→ **Problem to solve**: Your task is to locate every line holding the string "this" and to copy each of them.

____

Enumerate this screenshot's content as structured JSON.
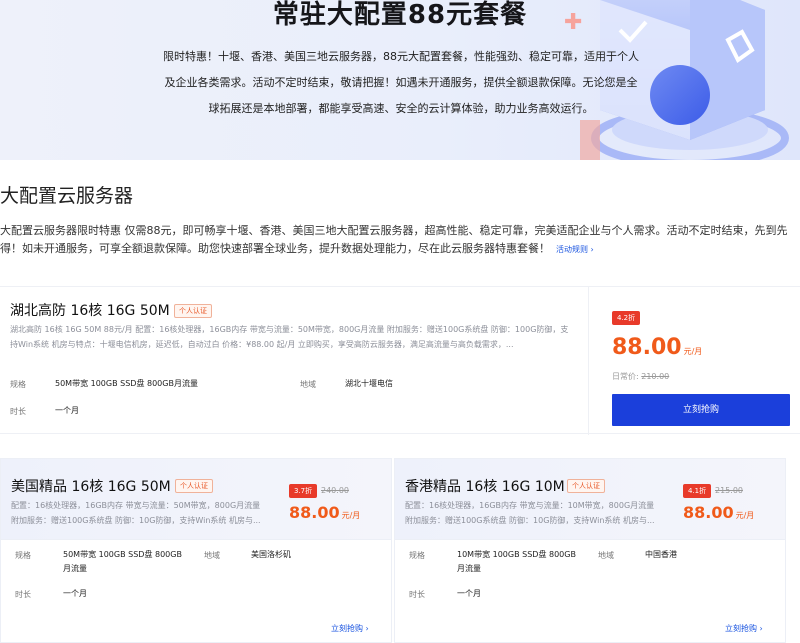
{
  "hero": {
    "title": "常驻大配置88元套餐",
    "desc": "限时特惠！十堰、香港、美国三地云服务器，88元大配置套餐，性能强劲、稳定可靠，适用于个人及企业各类需求。活动不定时结束，敬请把握！如遇未开通服务，提供全额退款保障。无论您是全球拓展还是本地部署，都能享受高速、安全的云计算体验，助力业务高效运行。"
  },
  "section": {
    "title": "大配置云服务器",
    "desc": "大配置云服务器限时特惠 仅需88元，即可畅享十堰、香港、美国三地大配置云服务器，超高性能、稳定可靠，完美适配企业与个人需求。活动不定时结束，先到先得！如未开通服务，可享全额退款保障。助您快速部署全球业务，提升数据处理能力，尽在此云服务器特惠套餐！",
    "rules_link": "活动规则 ›"
  },
  "cards": [
    {
      "name": "湖北高防 16核 16G 50M",
      "auth": "个人认证",
      "desc": "湖北高防 16核 16G 50M 88元/月 配置：16核处理器，16GB内存 带宽与流量：50M带宽，800G月流量 附加服务：赠送100G系统盘 防御：100G防御，支持Win系统 机房与特点：十堰电信机房，延迟低，自动过白 价格：¥88.00 起/月 立即购买，享受高防云服务器，满足高流量与高负载需求，...",
      "spec_label": "规格",
      "spec_value": "50M带宽 100GB SSD盘 800GB月流量",
      "region_label": "地域",
      "region_value": "湖北十堰电信",
      "duration_label": "时长",
      "duration_value": "一个月",
      "discount": "4.2折",
      "price": "88.00",
      "unit": "元/月",
      "orig_label": "日常价:",
      "orig_price": "210.00",
      "buy": "立刻抢购"
    },
    {
      "name": "美国精品 16核 16G 50M",
      "auth": "个人认证",
      "desc1": "配置：16核处理器，16GB内存 带宽与流量：50M带宽，800G月流量",
      "desc2": "附加服务：赠送100G系统盘 防御：10G防御，支持Win系统 机房与...",
      "spec_label": "规格",
      "spec_value1": "50M带宽 100GB SSD盘 800GB",
      "spec_value2": "月流量",
      "region_label": "地域",
      "region_value": "美国洛杉矶",
      "duration_label": "时长",
      "duration_value": "一个月",
      "discount": "3.7折",
      "orig_price": "240.00",
      "price": "88.00",
      "unit": "元/月",
      "buy": "立刻抢购 ›"
    },
    {
      "name": "香港精品 16核 16G 10M",
      "auth": "个人认证",
      "desc1": "配置：16核处理器，16GB内存 带宽与流量：10M带宽，800G月流量",
      "desc2": "附加服务：赠送100G系统盘 防御：10G防御，支持Win系统 机房与...",
      "spec_label": "规格",
      "spec_value1": "10M带宽 100GB SSD盘 800GB",
      "spec_value2": "月流量",
      "region_label": "地域",
      "region_value": "中国香港",
      "duration_label": "时长",
      "duration_value": "一个月",
      "discount": "4.1折",
      "orig_price": "215.00",
      "price": "88.00",
      "unit": "元/月",
      "buy": "立刻抢购 ›"
    }
  ]
}
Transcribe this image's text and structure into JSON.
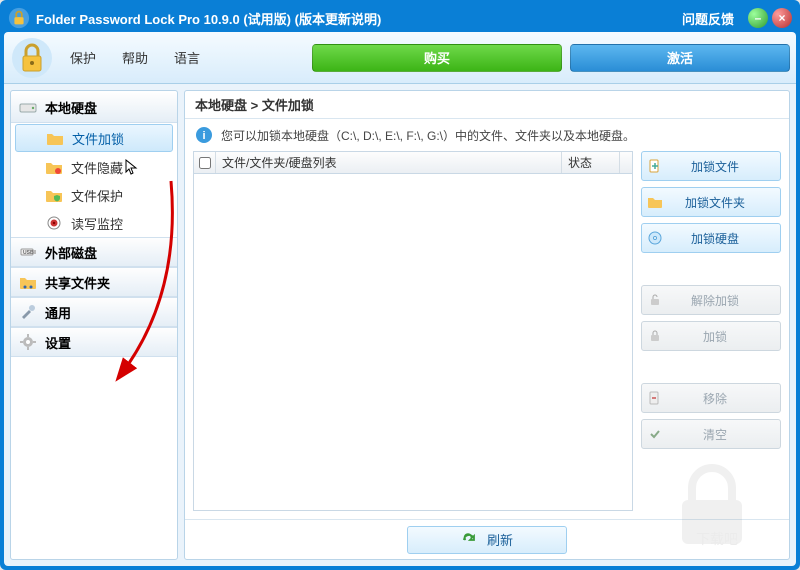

____

→ **Task output**:
Enumerate this screenshot's content as structured JSON.
Transcribe this image's text and structure into JSON.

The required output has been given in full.